Check every line of the entries for "人体易出现肌肉抽搐", and copy the lines that hold it.

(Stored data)
────

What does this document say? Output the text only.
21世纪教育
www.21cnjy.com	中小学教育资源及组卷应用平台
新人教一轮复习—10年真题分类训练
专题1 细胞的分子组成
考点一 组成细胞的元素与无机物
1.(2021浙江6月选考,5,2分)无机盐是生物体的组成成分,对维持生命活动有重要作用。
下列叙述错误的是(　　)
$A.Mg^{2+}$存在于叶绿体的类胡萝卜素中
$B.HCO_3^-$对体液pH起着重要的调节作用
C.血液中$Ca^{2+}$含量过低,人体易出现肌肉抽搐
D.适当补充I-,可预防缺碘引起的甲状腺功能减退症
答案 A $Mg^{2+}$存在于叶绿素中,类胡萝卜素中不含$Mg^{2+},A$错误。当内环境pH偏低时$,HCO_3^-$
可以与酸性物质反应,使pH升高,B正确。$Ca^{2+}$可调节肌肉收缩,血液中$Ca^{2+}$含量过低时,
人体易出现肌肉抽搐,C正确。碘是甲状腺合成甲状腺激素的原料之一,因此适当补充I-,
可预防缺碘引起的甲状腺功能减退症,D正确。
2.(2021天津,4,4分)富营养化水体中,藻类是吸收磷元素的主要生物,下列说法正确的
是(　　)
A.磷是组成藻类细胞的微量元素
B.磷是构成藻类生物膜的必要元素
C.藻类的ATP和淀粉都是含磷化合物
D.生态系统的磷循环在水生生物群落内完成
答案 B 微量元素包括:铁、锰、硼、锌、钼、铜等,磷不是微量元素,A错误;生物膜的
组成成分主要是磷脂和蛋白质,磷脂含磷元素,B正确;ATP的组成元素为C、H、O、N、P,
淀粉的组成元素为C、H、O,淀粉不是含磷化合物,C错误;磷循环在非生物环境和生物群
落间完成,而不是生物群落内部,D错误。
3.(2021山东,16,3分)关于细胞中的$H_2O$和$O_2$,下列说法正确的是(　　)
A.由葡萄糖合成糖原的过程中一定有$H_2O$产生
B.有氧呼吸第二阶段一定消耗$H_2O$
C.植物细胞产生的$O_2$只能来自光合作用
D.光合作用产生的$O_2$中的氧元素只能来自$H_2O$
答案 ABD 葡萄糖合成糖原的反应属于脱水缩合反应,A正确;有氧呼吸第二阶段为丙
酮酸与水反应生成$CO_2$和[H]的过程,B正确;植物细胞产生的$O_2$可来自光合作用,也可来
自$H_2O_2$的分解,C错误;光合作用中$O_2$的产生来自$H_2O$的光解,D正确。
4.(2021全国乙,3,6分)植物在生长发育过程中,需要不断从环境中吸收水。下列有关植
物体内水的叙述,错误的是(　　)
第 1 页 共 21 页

────

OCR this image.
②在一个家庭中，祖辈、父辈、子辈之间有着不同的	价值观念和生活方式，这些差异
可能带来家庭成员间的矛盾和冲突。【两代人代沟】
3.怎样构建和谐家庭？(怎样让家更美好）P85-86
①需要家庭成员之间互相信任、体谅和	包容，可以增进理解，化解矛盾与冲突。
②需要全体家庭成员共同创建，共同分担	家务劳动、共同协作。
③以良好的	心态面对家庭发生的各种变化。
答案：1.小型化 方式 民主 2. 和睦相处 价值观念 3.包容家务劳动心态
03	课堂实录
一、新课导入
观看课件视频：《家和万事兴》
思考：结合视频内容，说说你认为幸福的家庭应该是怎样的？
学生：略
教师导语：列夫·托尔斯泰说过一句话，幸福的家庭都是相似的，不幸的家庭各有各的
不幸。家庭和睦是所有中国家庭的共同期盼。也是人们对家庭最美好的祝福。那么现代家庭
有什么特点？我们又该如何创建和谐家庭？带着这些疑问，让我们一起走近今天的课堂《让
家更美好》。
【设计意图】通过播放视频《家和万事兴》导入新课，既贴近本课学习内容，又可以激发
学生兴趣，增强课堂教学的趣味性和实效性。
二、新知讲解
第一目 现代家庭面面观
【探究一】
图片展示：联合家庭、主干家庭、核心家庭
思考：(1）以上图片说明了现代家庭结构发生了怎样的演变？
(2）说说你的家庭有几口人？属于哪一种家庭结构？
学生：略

────

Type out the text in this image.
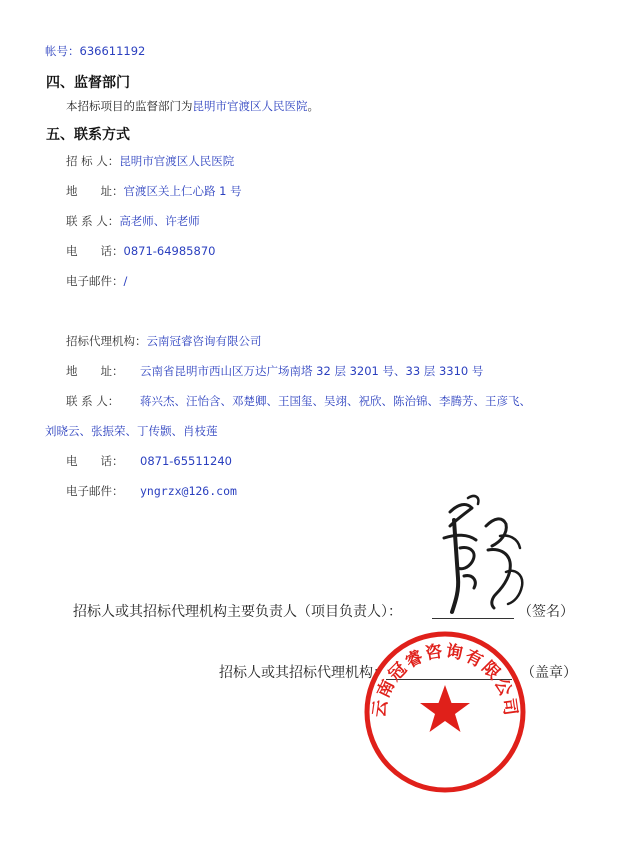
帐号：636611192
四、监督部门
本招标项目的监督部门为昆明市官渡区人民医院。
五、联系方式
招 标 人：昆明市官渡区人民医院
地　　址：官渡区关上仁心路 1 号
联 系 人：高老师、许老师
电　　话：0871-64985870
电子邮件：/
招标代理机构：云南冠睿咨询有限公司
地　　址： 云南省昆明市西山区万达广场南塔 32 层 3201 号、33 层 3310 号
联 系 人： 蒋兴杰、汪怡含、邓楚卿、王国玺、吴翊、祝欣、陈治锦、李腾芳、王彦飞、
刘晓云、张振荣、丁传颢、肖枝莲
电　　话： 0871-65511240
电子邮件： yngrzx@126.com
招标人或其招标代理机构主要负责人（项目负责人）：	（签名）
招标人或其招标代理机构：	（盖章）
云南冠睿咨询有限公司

────

- [FINAL ANSWER]:
C.血液中$Ca^{2+}$含量过低,人体易出现肌肉抽搐
人体易出现肌肉抽搐,C正确。碘是甲状腺合成甲状腺激素的原料之一,因此适当补充I-,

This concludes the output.